**Source passage**:
================
Another aspect of food that I get when I perform my own meat fabrications is a layer of respect for the food. I hope you too get this when you take on this guide. We as Humans are often too keen towards using comfortable and easier options in life. When we do this with our food we just don’t get as good of a product as possible. In my opinion, that’s not fair to the life we are taking just to consume it. I take my chickens and do my best for each and everyone I’ve cut. Same goes for pork, beef, lamb, fish, etc. No matter if I’m at work or at home. I respect the animal for the life it was, and for the people it will feed. I hope that by using this guide you too are able to gain this respect for the food you make!
How To Use This Guide
To learn to fabricate your own meats, via this guide or any one of our other guides here, you need to find a starting point. Read over these guides in their entirety beforehand. Get your station set up and walk through each step again. Then, as you do the work follow carefully along with the photos. Doing all of this should help to ensure you do your best job possible!
The tools you need: Chefs Knife, Cutting board, Small bowl for scraps
Before you begin to set up, I first suggest that you don’t be scared. Be comfortable with your knife, your work station, the people in your surroundings, and understand what you are about to do. Afterall it is only a piece of meat. If you mess it up, well it’s not the end of the world. That being said, make sure to respect the meat. You are taking this extra step in preparing your foods. Don’t butcher the thing to pieces, instead make small educated cuts that when put together, form a beautiful meal for yourself and the family and friends you’re sharing it with.
To begin the pork rib fabrication process, gather your materials and have them at your ready. As you may be able to tell, today I am working with St. Louis style ribs. If you happen to be working with another style this guide should still follow fairly closely and can help you in the cleaning and meat prep for your recipes.
================
Please carry the pork rib guide forward from its last sentence, keeping the same first-person voice.

**Data provided**:
================
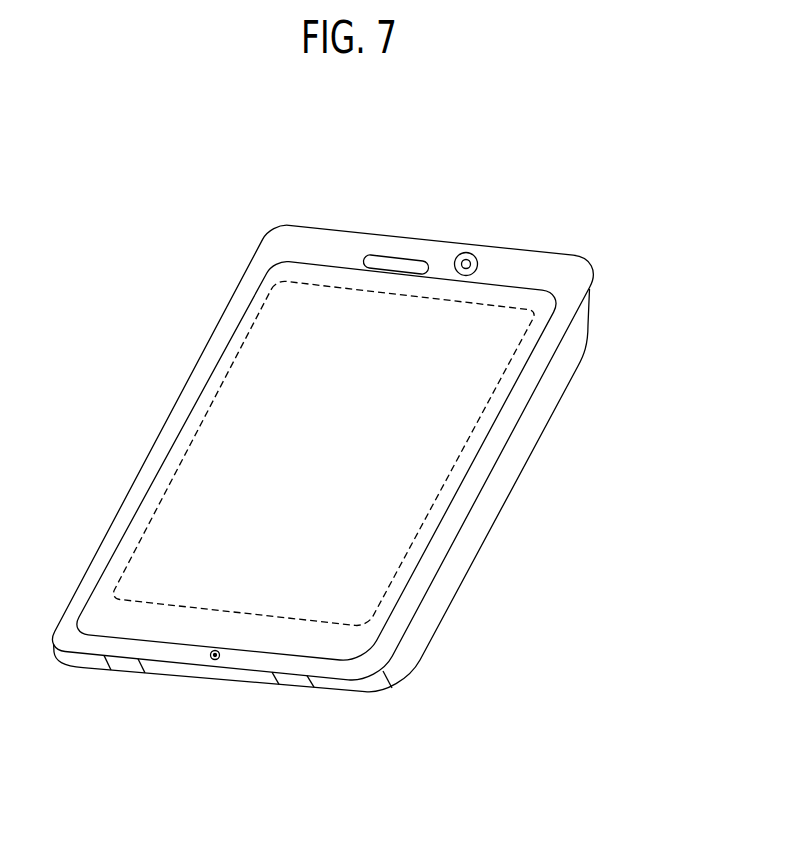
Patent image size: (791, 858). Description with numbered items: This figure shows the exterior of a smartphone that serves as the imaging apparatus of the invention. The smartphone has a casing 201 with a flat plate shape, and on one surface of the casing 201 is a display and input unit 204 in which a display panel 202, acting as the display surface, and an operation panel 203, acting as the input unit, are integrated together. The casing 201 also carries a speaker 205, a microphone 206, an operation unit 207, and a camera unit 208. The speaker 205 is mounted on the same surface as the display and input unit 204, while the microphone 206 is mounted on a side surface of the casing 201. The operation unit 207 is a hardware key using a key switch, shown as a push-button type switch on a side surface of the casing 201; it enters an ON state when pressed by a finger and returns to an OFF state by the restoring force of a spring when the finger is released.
================
**Response for this exercise**:
I suggest having a tray of ice handy to keep things cool and atop of it another empty tray for holding your ribs.
My goal when cleaning up pork is to generally remove the white layer of fat, skin, and gristle so that you’re left with a great end product. However, it is also very important to remove the tough layer of silverskin covering the bottom side of the bones. If this is not done properly, you will have a chewy piece of meat with an off texture in just about every bite.
The second step begins with you trimming a bit of the excess fat off we talked about. Fat is good, I’m all for it in my foods as the taste is great. But only some fat, more if your goal is to eat healthier.
One thing that severely can end my happy meat-eating mood is chewing on the large chunks of dis-tasteful fat globs. So go ahead and remove anything too atrocious for your taste.
Now for the important parts here. Removing that underlying silverskin on the ribs. As I have previously stated, this is important to do so. Providing a better bite and a better rib after cooking. This is a process you should take when using any cooking method on your ribs!
Begin the third step by finding the middle rib in your slab. Using your knife or a butter knife, slide it alongside the bone and under the skin and lift. This should create an open space for us to use as a grip.
With our little flap of skin now created, you should be able to firmly grasp onto the skin and pull upwords agains the bones. Generally this is a smooth removal of the entire portion of skin.
If you are lucky, this process can be done in one action. However I was not so lucky, and the skin tore along one of the outer bones. Therefore I continue to repeat this process until the skin has been removed from the entire underside.
Step four I often will consider as optional. From here on out i’m working for a bit of presentation. Whats wrong with sexy food? My aim here is to trim up the tips of the ribs and remove a bit of the meat and fat. This helps to show the bone off after it has cooked. Want to see my sous vide cooked St. Louis ribs? Check it out here.
To start the trimming process, take your knife and gently run it across the outer edge about 3/4 of an inch from the bone. Creating a line to follow for later trimming. This line is our guide.
With the line cut all the way to the bone now, you can begin working between each rib bone. Removing that outer edge of meat and fat between each part. Reference the below image for this step.
From here, each bone may have some gristle and stray pieces of meat, so using the tip of you knife you can scrape this meat away so that the outer edge of the meat shows off a beautiful bone that is fairly clean of any meat fibers.
With the fibers cleared away, your ribs should look something close to these images:
Now this is an optional step, but it will definitely take you to a new level of presentation. I will always 100% suggest taking this short step for a better meal!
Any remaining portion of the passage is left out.